Your tasks:
[a] Answer these questions from the college savings text:
(i) By about how much did tuition rates rise from 2003 to 2013?
(ii) What is the smallest amount needed to open a 529 savings account?
(iii) What is the yearly contribution limit for a Coverdell ESA?
[b] In the college savings text, what makes a Coverdell ESA attractive compared with a 529 plan? Explain in one to three sentences.
[c] Continue the college savings text from where it stops.
[Excerpted passage — start]
We’ll start with the good news: Tuition rates grew at a much slower pace in the past year. The bad news is that from 2003 to 2013, tuition rates rose nearly 80 percent, far outpacing average changes in household incomes. With these startling rate hikes, it’s not surprising that nearly 60 percent (or close to 12 million people) borrow money to attend college. Combined with rising student loan interest, the best method of paying for higher education is to begin saving long before your kids are even thinking about college. But we have advice for parents wherever they are along the continuum.
All 50 States
A 529 plan (named for its section number in the Internal Revenue Code) is a smart, lower-risk (this could vary depending on how you invest) method of saving for college. Granted, It’s also the most recommended account for college savings. The main advantage of 529 plans is that the money you invest grows tax free (federally), and often there are state tax benefits as well. You can open a 529 savings account with as little as $25 and individuals can deposit up to $14,000 a year without incurring a gift tax. Your 529 savings cover all “qualified higher education expenses,” including:
- Tuition
- Room and board
- Mandatory fees
- Books, computers (if required)
All 50 states offer 529 plans, but some offer either a prepaid tuition plan or a college savings plan. Some states offer both (to see what your state offers, click here). Anyone can open a 529 plan for a student (or beneficiary) – parents, grandparents, other relatives or friends, and the investment is transferrable (with some limits).
Prepaid plans, which are not as common, effectively allow you to purchase tuition credits at today’s rates. Savings plan investment sare based on market performance of your chosen stocks and bonds. Even for investment beginners, 529 plans are easy to choose from and understand. For more information on 529 plans, click here. There are, of course, other options to consider as well.
Options Abound
The primary, and often most attractive, difference between a Coverdell ESA (formerly called an Education IRA and recognized as a custodial/trust account) and a 529 plan is that the Coverdell ESA can be used to cover the tuition and education-related costs at primary and secondary schools. 529 plans are strictly for use at postsecondary and graduate schools.
The limit of contribution is $2,000/per year and the money you put into a Coverdell ESA must be spent by your child’s 30th birthday. If the funds aren’t used, they can be rolled over to another member of the family (who is under the age of 30). Another less attractive option is withdrawing the money, which is then subject to a 10 percent penalty and income taxes.
An alternative custodial trust you may consider is an UGMA (Uniform Gift to Minors Act) or an UTMA (Uniform Transfer to Minors Act) account. These accounts give parents control of contributions and withdrawals until the child reaches what’s called “the age of majority,” which is typically 18 or 21.
[Excerpted passage — finish]
[Extracted material — start]
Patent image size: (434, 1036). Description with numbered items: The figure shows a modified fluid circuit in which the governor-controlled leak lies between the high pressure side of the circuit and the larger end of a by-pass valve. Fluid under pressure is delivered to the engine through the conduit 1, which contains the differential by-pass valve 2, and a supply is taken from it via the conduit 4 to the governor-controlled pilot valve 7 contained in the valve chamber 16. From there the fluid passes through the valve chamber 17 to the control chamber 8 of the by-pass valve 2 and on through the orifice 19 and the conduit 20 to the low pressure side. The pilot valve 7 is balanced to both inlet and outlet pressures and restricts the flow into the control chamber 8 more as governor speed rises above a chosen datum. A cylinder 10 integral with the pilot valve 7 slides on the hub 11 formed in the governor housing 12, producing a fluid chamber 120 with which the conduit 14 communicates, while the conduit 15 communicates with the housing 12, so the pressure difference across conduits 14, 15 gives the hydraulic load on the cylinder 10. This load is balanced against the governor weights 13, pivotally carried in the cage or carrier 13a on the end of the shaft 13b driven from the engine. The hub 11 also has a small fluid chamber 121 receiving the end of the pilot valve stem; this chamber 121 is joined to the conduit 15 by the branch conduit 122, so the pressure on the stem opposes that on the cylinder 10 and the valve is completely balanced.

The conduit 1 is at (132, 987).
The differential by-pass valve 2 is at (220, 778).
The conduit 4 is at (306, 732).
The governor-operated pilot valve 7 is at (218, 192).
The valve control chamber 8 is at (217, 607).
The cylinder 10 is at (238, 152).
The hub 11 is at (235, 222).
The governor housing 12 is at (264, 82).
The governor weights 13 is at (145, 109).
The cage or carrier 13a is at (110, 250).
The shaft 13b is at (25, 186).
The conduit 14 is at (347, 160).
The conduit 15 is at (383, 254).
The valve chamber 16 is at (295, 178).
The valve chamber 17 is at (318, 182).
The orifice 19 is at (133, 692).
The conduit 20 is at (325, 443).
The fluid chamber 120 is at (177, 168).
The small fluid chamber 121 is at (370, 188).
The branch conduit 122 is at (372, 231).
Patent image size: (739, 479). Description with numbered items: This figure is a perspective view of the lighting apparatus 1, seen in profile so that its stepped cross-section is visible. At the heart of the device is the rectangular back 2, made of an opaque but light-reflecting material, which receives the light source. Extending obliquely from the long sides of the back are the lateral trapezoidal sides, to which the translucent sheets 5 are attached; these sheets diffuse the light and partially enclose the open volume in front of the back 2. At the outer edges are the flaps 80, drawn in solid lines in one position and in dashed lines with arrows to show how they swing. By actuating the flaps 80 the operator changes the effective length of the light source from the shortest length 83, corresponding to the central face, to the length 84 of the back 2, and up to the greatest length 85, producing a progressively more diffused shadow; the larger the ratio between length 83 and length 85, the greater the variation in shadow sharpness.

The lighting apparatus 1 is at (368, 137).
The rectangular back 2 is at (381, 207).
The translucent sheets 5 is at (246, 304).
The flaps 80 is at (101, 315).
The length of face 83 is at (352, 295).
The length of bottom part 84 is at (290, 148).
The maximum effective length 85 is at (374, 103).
[Extracted material — finish]
Answers per task:
[a]
(i) Nearly 80 percent.
(ii) $25.
(iii) $2,000 per year.

[b] A Coverdell ESA can pay for tuition and education-related costs at primary and secondary schools. A 529 plan can be used only at postsecondary and graduate schools. This is the main difference between the two, and it is often the most attractive one.

[c]
For more long-term planning, some families utilize Roth IRAs as a means to save for college. These contributions can be used for college expenses and any remaining funds can be saved for retirement. Roth IRAs differ from traditional IRAs in that contributions are post-tax.
For grandparents who want to help contribute to a child’s college education, the Roth IRA option is ideal, since account holders over age 59½ can withdraw their earnings and principal tax and penalty free. There are limitations for parents, however, and you should speak to a financial advisor about contribution limits and phase-out amounts, which vary depending on income and whether or not one or both parents are covered by a retirement plan at work.
Planning Ahead (For Everyone)
Any amount you can save to help out your student will help, but most financial experts would advise parents to consider their own retirement accounts first. As we’ve said before and it’s worth restating, there is no loan for retirement, which is why putting parents’ retirement (especially those amid their biggest earning years) smack dab in the middle of college savings advice is important! Why? Students have more options for borrowing money than do struggling retirees.
Scholarships, grants, part-time work in high school, financial aid, loans, and work-study programs are available to students. Here are some great online resources to help you get started when you’re deciding what and how to save for college:
- Academic and financial college preparation checklists for parents and students, starting from elementary age to adult learners.
- This Student Loan Calculator compares the average income associated with undergraduate majors to the cost of these programs.
- Use a Net Price Calculator to figure out the estimated cost of your university.
- Scholarship Finder is a great way to narrow down scholarships by eligibility requirements.
Remember, every dollar you and your child can save is money that won’t have to be repaid (with interest).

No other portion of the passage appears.